Stored records
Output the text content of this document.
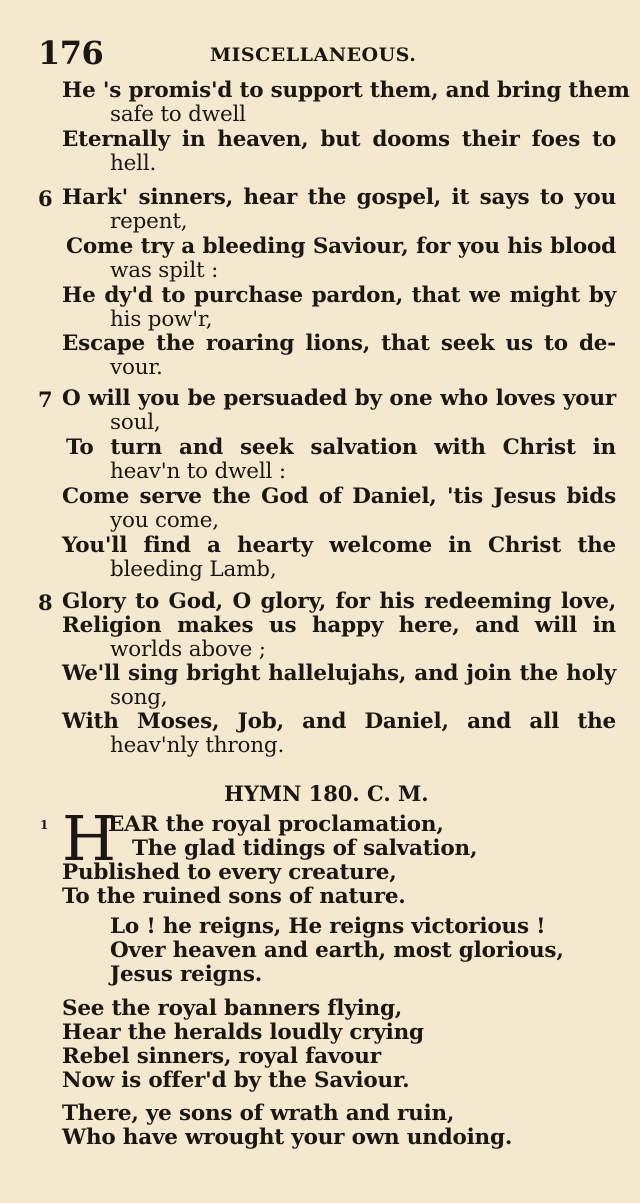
176	MISCELLANEOUS.
He 's promis'd to support them, and bring them
safe to dwell
Eternally in heaven, but dooms their foes to
hell.
6 Hark' sinners, hear the gospel, it says to you
repent,
Come try a bleeding Saviour, for you his blood
was spilt :
He dy'd to purchase pardon, that we might by
his pow'r,
Escape the roaring lions, that seek us to de-
vour.
7 O will you be persuaded by one who loves your
soul,
To turn and seek salvation with Christ in
heav'n to dwell :
Come serve the God of Daniel, 'tis Jesus bids
you come,
You'll find a hearty welcome in Christ the
bleeding Lamb,
8 Glory to God, O glory, for his redeeming love,
Religion makes us happy here, and will in
worlds above ;
We'll sing bright hallelujahs, and join the holy
song,
With Moses, Job, and Daniel, and all the
heav'nly throng.
HYMN 180. C. M.
1 H
EAR the royal proclamation,
The glad tidings of salvation,
Published to every creature,
To the ruined sons of nature.
Lo ! he reigns, He reigns victorious !
Over heaven and earth, most glorious,
Jesus reigns.
See the royal banners flying,
Hear the heralds loudly crying
Rebel sinners, royal favour
Now is offer'd by the Saviour.
There, ye sons of wrath and ruin,
Who have wrought your own undoing.
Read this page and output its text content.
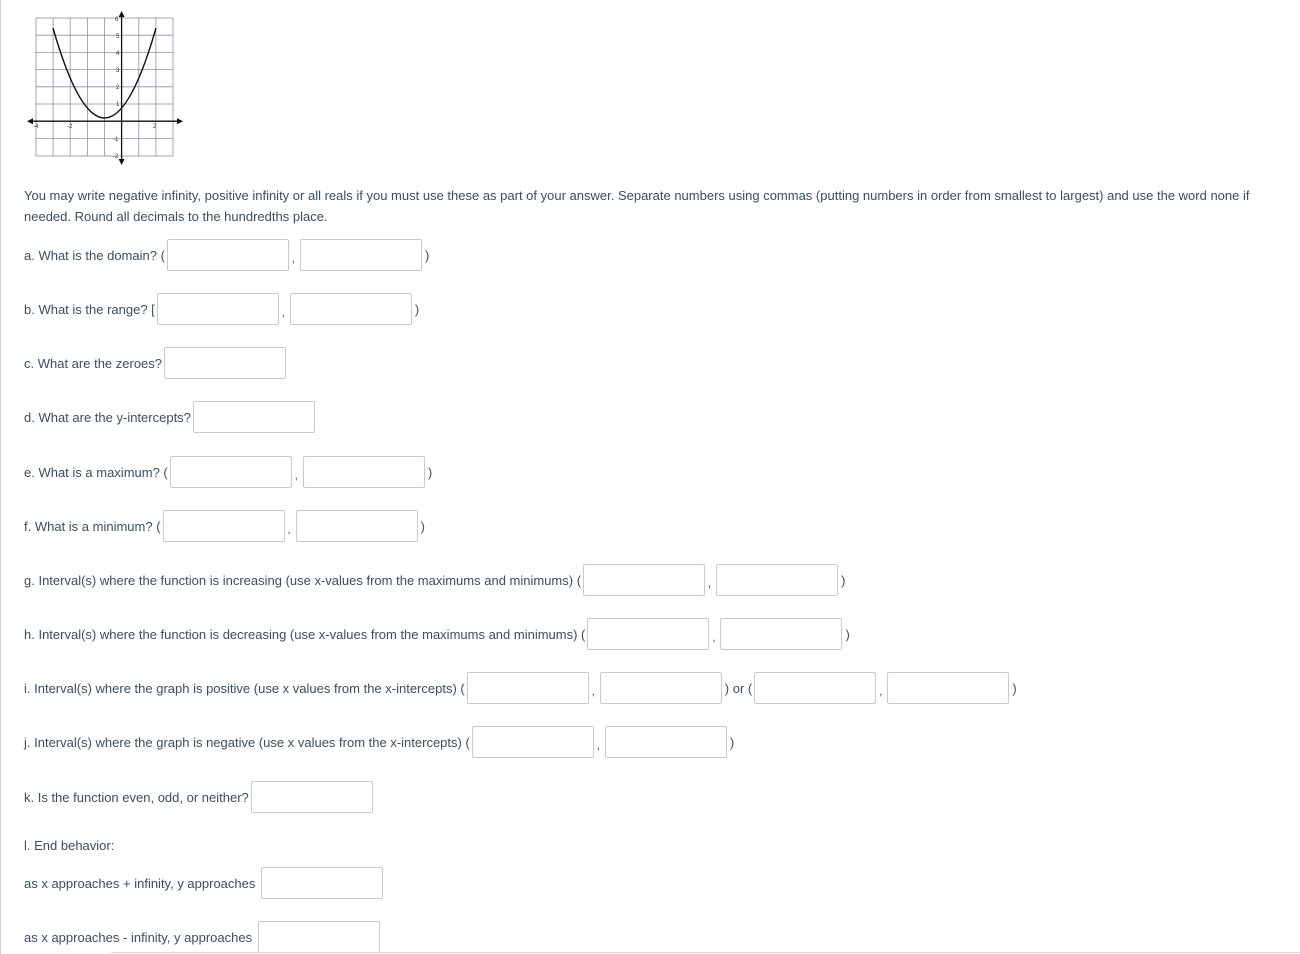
-4	-2	2
6
5
4
3
2
1
-1
-2

You may write negative infinity, positive infinity or all reals if you must use these as part of your answer. Separate numbers using commas (putting numbers in order from smallest to largest) and use the word none if needed. Round all decimals to the hundredths place.

a. What is the domain? (	,	)
b. What is the range? [	,	)
c. What are the zeroes?
d. What are the y-intercepts?
e. What is a maximum? (	,	)
f. What is a minimum? (	,	)
g. Interval(s) where the function is increasing (use x-values from the maximums and minimums) (	,	)
h. Interval(s) where the function is decreasing (use x-values from the maximums and minimums) (	,	)
i. Interval(s) where the graph is positive (use x values from the x-intercepts) (	,	) or (	,	)
j. Interval(s) where the graph is negative (use x values from the x-intercepts) (	,	)
k. Is the function even, odd, or neither?
l. End behavior:
as x approaches + infinity, y approaches
as x approaches - infinity, y approaches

Do this ::
Using the entries above, find all lines with "What". Copy them.

The reply ::
a. What is the domain? (	,	)
b. What is the range? [	,	)
c. What are the zeroes?
d. What are the y-intercepts?
e. What is a maximum? (	,	)
f. What is a minimum? (	,	)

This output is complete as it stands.